**Exercise brief:** Skip the pictures. Repeat everything else in the records word for word.

**Material shown:**
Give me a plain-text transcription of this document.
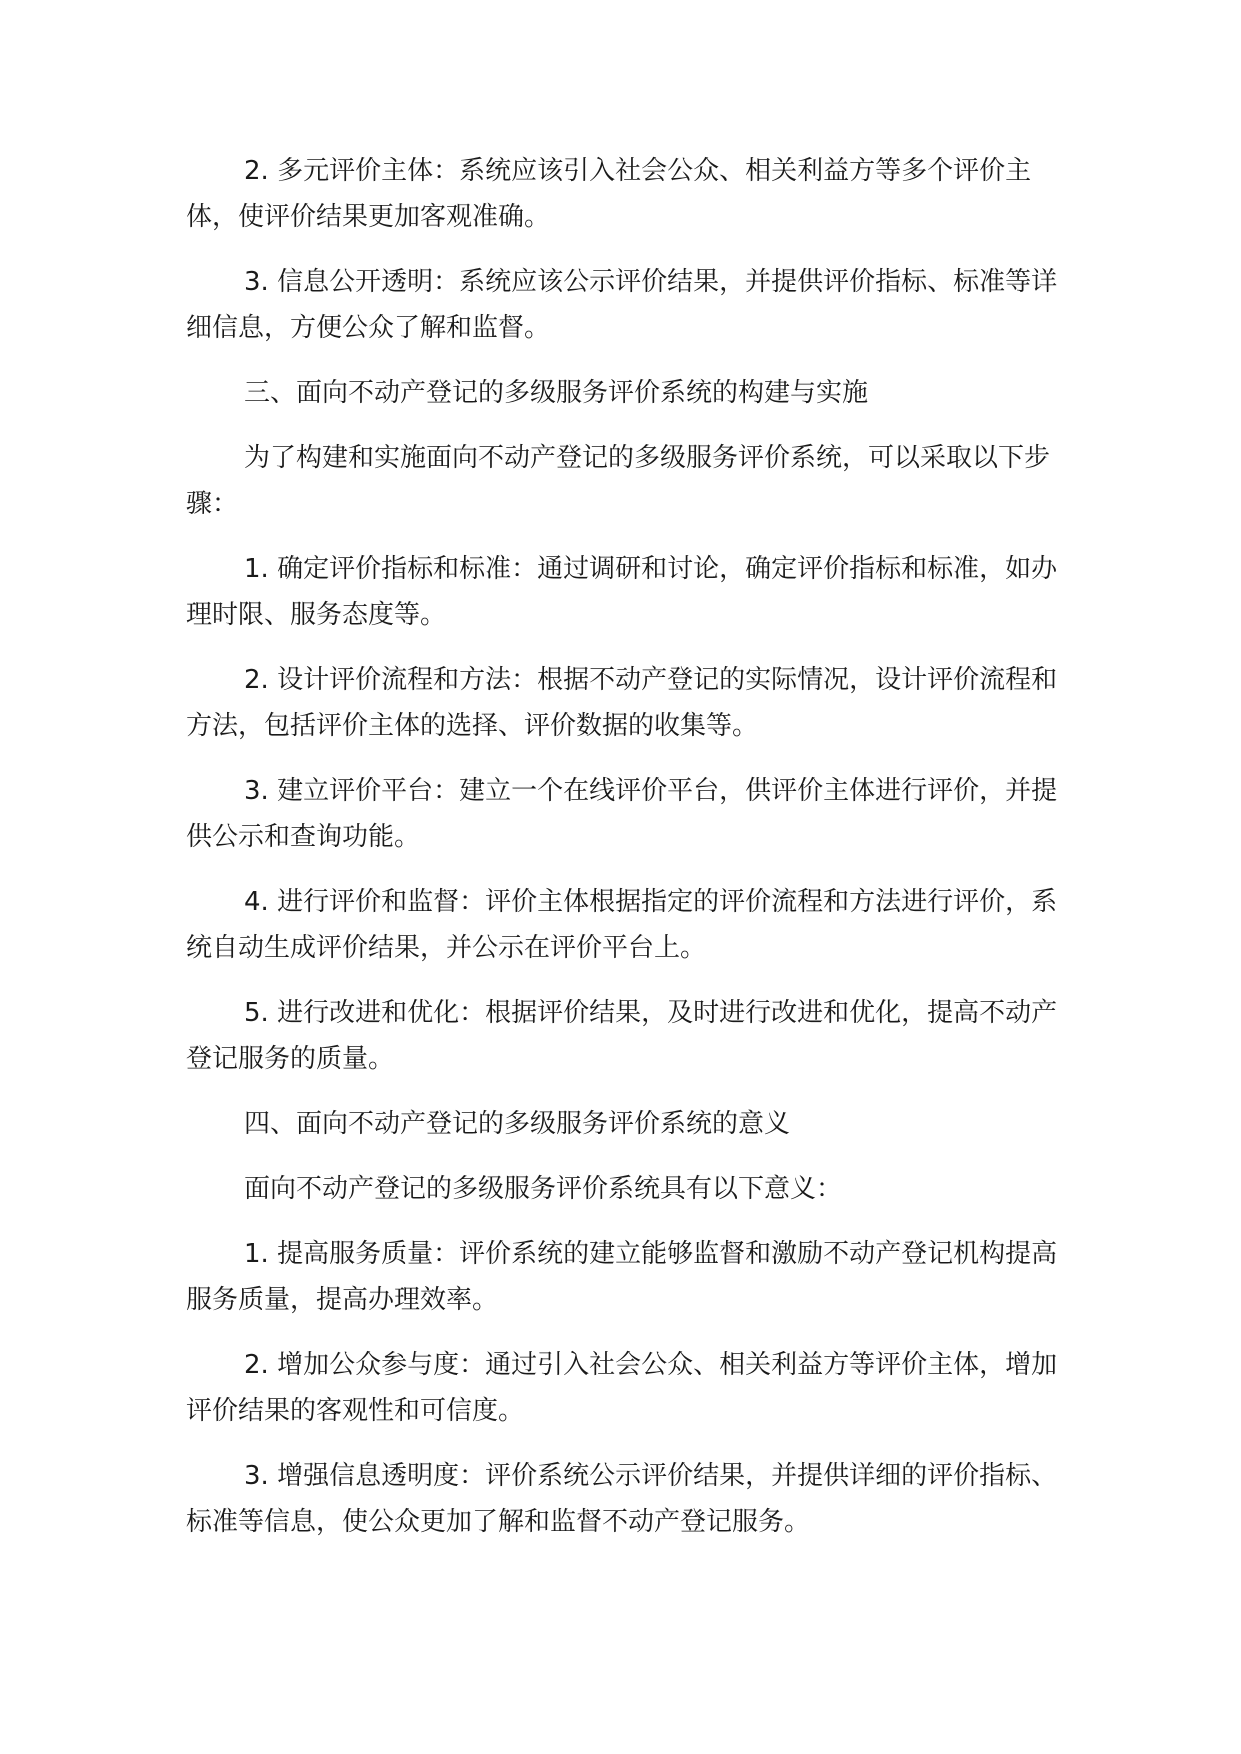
2. 多元评价主体：系统应该引入社会公众、相关利益方等多个评价主体，使评价结果更加客观准确。

3. 信息公开透明：系统应该公示评价结果，并提供评价指标、标准等详细信息，方便公众了解和监督。

三、面向不动产登记的多级服务评价系统的构建与实施

为了构建和实施面向不动产登记的多级服务评价系统，可以采取以下步骤：

1. 确定评价指标和标准：通过调研和讨论，确定评价指标和标准，如办理时限、服务态度等。

2. 设计评价流程和方法：根据不动产登记的实际情况，设计评价流程和方法，包括评价主体的选择、评价数据的收集等。

3. 建立评价平台：建立一个在线评价平台，供评价主体进行评价，并提供公示和查询功能。

4. 进行评价和监督：评价主体根据指定的评价流程和方法进行评价，系统自动生成评价结果，并公示在评价平台上。

5. 进行改进和优化：根据评价结果，及时进行改进和优化，提高不动产登记服务的质量。

四、面向不动产登记的多级服务评价系统的意义

面向不动产登记的多级服务评价系统具有以下意义：

1. 提高服务质量：评价系统的建立能够监督和激励不动产登记机构提高服务质量，提高办理效率。

2. 增加公众参与度：通过引入社会公众、相关利益方等评价主体，增加评价结果的客观性和可信度。

3. 增强信息透明度：评价系统公示评价结果，并提供详细的评价指标、标准等信息，使公众更加了解和监督不动产登记服务。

**Final answer:**
Give me a plain-text transcription of this document.
2. 多元评价主体：系统应该引入社会公众、相关利益方等多个评价主体，使评价结果更加客观准确。

3. 信息公开透明：系统应该公示评价结果，并提供评价指标、标准等详细信息，方便公众了解和监督。

三、面向不动产登记的多级服务评价系统的构建与实施

为了构建和实施面向不动产登记的多级服务评价系统，可以采取以下步骤：

1. 确定评价指标和标准：通过调研和讨论，确定评价指标和标准，如办理时限、服务态度等。

2. 设计评价流程和方法：根据不动产登记的实际情况，设计评价流程和方法，包括评价主体的选择、评价数据的收集等。

3. 建立评价平台：建立一个在线评价平台，供评价主体进行评价，并提供公示和查询功能。

4. 进行评价和监督：评价主体根据指定的评价流程和方法进行评价，系统自动生成评价结果，并公示在评价平台上。

5. 进行改进和优化：根据评价结果，及时进行改进和优化，提高不动产登记服务的质量。

四、面向不动产登记的多级服务评价系统的意义

面向不动产登记的多级服务评价系统具有以下意义：

1. 提高服务质量：评价系统的建立能够监督和激励不动产登记机构提高服务质量，提高办理效率。

2. 增加公众参与度：通过引入社会公众、相关利益方等评价主体，增加评价结果的客观性和可信度。

3. 增强信息透明度：评价系统公示评价结果，并提供详细的评价指标、标准等信息，使公众更加了解和监督不动产登记服务。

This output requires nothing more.